Task to carry out => The entries below should be transcribed in their entirety, exactly as written.

Entries provided =>

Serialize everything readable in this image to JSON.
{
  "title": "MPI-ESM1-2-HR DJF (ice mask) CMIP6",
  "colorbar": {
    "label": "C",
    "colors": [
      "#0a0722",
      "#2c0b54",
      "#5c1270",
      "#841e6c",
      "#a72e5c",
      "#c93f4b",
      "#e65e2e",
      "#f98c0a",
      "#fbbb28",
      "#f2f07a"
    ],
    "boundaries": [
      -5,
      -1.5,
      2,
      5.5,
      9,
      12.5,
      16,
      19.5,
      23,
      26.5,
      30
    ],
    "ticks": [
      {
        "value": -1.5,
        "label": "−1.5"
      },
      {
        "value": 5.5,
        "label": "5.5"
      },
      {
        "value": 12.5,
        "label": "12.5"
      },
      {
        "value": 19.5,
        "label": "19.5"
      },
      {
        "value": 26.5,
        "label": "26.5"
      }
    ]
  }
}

Exercise solution =>
Serialize everything readable in this image to JSON.
{
  "title": "MPI-ESM1-2-HR DJF (ice mask) CMIP6",
  "colorbar": {
    "label": "C",
    "colors": [
      "#0a0722",
      "#2c0b54",
      "#5c1270",
      "#841e6c",
      "#a72e5c",
      "#c93f4b",
      "#e65e2e",
      "#f98c0a",
      "#fbbb28",
      "#f2f07a"
    ],
    "boundaries": [
      -5,
      -1.5,
      2,
      5.5,
      9,
      12.5,
      16,
      19.5,
      23,
      26.5,
      30
    ],
    "ticks": [
      {
        "value": -1.5,
        "label": "−1.5"
      },
      {
        "value": 5.5,
        "label": "5.5"
      },
      {
        "value": 12.5,
        "label": "12.5"
      },
      {
        "value": 19.5,
        "label": "19.5"
      },
      {
        "value": 26.5,
        "label": "26.5"
      }
    ]
  }
}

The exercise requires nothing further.